◆ **GOAL A**
From the Mega Man Unlimited review, repeat the part that opens with the words containing "When Mega Man" and closes with "high praise itself.".
◆ **GOAL B**
Rewrite the paragraph of the Mega Man Unlimited review that begins "When Mega Man 9 hit the market" in a shorter form, keeping its main facts.
◆ **GOAL C**
According to the Mega Man Unlimited review, which letters does the player collect to unlock a 9th Robot Master stage?

◆ **EXCERPTED PASSAGE**

Disclaimer: Lives are still limited!

When Mega Man 9 hit the market back in 2008, the world was shown just how much people didn't actually understand what made retro games good. Digressing before I even start, Mega Man 9 was received with general praise for being "hard like a good old game from meh childhood" and for being made in an 8-bit art style that is rather iconic of the series. Naturally, that meant that the world had to be flooded with even more Mega Man fan games than ever before. Thankfully, by this time, fans started having actual talent and, starting out as an unofficial "Mega Man 10", Mega Man Unlimited was unleashed onto the scene with some rather high praise itself.

Mega Man Unlimited is a standalone game program for PC made in a style similar to that of Mega Man 9, having 8-bit art and cutscenes that look like they were made by official Capcom artists. It features the usual stuff of a Mega Man game with a few twists, such as collecting the letters "Y", "O", "K", and "U" to unlock a 9th Robot Master stage to play. The game also features the delusions of the age, where hard gameplay = good regardless of where the difficulty comes from. In this game, in "original difficulty" mode, the game is mind-numbingly frustrating. Bosses take off about 1/4 to 1/3 of your max hit points per hit, and they have AI patterns that specifically bait you into eating a sucker punch unless you know it's coming, such as Tankman charging from one end of the room to the other, but later will stop mid-charge and pull back so that if you unknowingly jump over him you get smacked with a killer blow. In addition to this, the Wily Fortress bosses seem super keen on instant death abuse, making what are already frustrating bosses all the more of a bother. And let's not even talk about that mess of a fight against Dr. Wily himself. Honestly, the best fight in the game is against Bass because it's the only fight where the boss actually does damage that feels appropriate, and he plays in a way where if you get hit, it's entirely your fault and not because you weren't psychic and could see that if you try to slide out of the way that the boss will slap a landmine in the way. Thankfully, the devs put in an easy mode in the game that I like to call "actually enjoyable mode" where foes do more reasonable amounts of damage, and platforms are placed all over. Oh, and they add more checkpoints in because apparently having to replay half the level in original mode was fun but they knew that some people were, you know, not masochists and didn't enjoy having to replay everything after they get sucker-punched into a death pit.

◆ **GIVEN DATA**
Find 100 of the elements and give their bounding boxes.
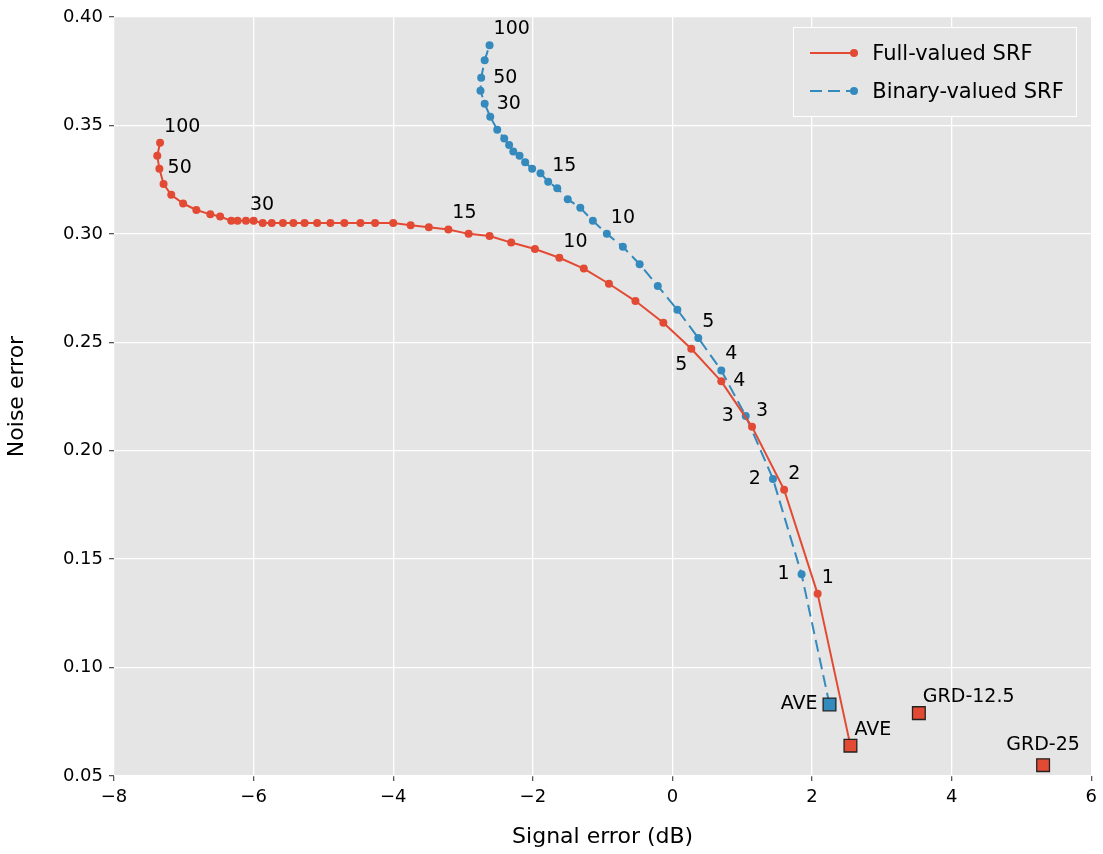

◆ **TASK SOLUTION A**
When Mega Man 9 hit the market back in 2008, the world was shown just how much people didn't actually understand what made retro games good. Digressing before I even start, Mega Man 9 was received with general praise for being "hard like a good old game from meh childhood" and for being made in an 8-bit art style that is rather iconic of the series. Naturally, that meant that the world had to be flooded with even more Mega Man fan games than ever before. Thankfully, by this time, fans started having actual talent and, starting out as an unofficial "Mega Man 10", Mega Man Unlimited was unleashed onto the scene with some rather high praise itself.

◆ **TASK SOLUTION B**
Mega Man 9's 2008 release showed how little people understood what made retro games good. It was praised for being hard like an old game and for its 8-bit art style, which is iconic of the series, and a flood of Mega Man fan games followed. By then fans had real talent, and Mega Man Unlimited, which started as an unofficial "Mega Man 10," arrived to high praise.

◆ **TASK SOLUTION C**
The letters "Y," "O," "K," and "U."